**** Information given
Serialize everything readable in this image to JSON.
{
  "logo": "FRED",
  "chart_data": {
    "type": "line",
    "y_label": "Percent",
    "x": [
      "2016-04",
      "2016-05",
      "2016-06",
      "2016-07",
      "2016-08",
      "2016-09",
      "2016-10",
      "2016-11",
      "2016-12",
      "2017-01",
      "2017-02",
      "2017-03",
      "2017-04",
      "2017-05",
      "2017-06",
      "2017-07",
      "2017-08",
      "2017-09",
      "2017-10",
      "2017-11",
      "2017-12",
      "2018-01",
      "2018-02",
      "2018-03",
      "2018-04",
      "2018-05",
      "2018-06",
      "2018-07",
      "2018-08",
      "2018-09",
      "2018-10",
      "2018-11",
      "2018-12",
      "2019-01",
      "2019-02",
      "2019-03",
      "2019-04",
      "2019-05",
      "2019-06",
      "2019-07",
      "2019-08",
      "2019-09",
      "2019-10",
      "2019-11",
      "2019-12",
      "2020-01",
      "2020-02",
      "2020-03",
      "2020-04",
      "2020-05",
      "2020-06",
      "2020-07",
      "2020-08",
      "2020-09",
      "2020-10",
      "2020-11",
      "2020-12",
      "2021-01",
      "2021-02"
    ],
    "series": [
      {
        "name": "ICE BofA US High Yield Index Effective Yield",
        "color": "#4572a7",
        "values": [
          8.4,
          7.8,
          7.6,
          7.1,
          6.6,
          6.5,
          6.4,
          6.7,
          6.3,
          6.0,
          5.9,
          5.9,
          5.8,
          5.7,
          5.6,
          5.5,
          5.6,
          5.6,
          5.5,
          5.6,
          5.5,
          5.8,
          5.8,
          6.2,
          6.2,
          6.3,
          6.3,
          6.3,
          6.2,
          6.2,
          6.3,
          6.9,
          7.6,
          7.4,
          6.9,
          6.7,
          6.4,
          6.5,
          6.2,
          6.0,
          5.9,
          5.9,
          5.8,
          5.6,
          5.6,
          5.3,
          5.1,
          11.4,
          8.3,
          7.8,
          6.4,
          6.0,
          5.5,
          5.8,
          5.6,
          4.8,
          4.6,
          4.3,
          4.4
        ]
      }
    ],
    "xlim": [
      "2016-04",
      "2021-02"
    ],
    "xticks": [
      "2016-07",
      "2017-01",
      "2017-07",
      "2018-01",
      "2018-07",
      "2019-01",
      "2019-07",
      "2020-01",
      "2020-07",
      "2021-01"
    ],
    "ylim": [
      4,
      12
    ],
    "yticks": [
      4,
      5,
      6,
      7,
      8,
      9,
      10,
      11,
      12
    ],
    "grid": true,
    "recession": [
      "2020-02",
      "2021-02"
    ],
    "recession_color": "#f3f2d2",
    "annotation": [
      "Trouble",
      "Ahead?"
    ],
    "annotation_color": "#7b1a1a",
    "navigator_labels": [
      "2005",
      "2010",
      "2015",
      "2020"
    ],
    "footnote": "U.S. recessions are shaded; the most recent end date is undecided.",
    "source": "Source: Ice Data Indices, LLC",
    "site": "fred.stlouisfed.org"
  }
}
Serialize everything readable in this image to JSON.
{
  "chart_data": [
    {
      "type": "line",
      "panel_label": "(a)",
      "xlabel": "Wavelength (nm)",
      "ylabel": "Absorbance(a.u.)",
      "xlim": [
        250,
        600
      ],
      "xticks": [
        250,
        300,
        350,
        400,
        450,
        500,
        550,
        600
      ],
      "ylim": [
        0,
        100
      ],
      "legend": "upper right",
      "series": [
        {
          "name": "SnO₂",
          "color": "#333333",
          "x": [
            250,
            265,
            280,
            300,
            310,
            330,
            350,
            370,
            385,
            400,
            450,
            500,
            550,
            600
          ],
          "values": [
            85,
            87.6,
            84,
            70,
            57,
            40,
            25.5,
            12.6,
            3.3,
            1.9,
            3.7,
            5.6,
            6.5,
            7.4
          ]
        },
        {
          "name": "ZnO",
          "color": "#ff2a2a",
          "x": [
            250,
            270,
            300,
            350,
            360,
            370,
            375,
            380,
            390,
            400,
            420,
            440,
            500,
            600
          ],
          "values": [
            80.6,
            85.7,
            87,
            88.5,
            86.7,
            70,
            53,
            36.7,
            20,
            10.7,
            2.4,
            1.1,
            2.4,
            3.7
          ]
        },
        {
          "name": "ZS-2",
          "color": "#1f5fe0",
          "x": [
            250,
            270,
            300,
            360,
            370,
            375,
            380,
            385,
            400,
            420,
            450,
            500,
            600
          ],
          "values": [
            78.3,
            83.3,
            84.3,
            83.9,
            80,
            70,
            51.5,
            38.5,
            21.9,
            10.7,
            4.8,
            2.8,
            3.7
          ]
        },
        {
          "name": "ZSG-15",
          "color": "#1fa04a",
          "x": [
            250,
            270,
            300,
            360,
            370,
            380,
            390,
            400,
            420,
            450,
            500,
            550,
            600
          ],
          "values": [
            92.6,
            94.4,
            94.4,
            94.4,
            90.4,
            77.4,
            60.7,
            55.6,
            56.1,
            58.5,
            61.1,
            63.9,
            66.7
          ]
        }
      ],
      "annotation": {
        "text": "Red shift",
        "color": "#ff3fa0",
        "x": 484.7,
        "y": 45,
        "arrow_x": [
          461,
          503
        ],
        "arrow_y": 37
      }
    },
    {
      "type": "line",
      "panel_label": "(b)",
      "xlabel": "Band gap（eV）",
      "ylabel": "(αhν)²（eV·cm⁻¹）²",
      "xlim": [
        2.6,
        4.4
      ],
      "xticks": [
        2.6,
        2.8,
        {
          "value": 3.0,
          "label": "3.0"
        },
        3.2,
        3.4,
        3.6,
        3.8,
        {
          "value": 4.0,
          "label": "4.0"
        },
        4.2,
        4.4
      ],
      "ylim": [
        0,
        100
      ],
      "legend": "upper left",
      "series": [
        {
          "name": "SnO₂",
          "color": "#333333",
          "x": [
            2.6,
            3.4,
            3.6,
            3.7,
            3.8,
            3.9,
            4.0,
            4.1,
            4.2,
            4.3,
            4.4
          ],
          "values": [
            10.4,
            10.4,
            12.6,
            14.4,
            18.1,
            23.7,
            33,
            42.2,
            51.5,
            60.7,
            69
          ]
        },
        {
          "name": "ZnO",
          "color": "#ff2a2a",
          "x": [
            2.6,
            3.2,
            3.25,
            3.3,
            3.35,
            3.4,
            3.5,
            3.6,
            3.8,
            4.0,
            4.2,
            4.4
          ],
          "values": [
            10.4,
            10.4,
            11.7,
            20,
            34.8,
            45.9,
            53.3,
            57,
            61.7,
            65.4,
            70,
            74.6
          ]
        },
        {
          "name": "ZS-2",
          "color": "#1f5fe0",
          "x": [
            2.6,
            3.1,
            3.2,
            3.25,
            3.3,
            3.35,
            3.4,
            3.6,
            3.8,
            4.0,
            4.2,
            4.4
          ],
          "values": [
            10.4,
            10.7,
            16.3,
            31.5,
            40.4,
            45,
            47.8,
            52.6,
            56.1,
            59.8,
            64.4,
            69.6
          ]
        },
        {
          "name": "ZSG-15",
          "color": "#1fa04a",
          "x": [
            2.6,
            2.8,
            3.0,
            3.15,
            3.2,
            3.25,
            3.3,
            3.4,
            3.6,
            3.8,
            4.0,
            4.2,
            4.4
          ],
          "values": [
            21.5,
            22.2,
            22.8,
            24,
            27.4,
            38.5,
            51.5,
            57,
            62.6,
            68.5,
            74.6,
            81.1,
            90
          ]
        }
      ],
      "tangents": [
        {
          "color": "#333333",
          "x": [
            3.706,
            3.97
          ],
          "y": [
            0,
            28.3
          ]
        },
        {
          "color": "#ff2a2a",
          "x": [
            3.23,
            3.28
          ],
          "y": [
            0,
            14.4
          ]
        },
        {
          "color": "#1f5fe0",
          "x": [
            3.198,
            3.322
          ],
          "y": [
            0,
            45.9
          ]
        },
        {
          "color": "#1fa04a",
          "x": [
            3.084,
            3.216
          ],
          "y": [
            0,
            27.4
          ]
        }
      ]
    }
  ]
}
********
Return every line in the listing that contains the word "ylabel".

      "ylabel": "Absorbance(a.u.)",
      "ylabel": "(αhν)²（eV·cm⁻¹）²",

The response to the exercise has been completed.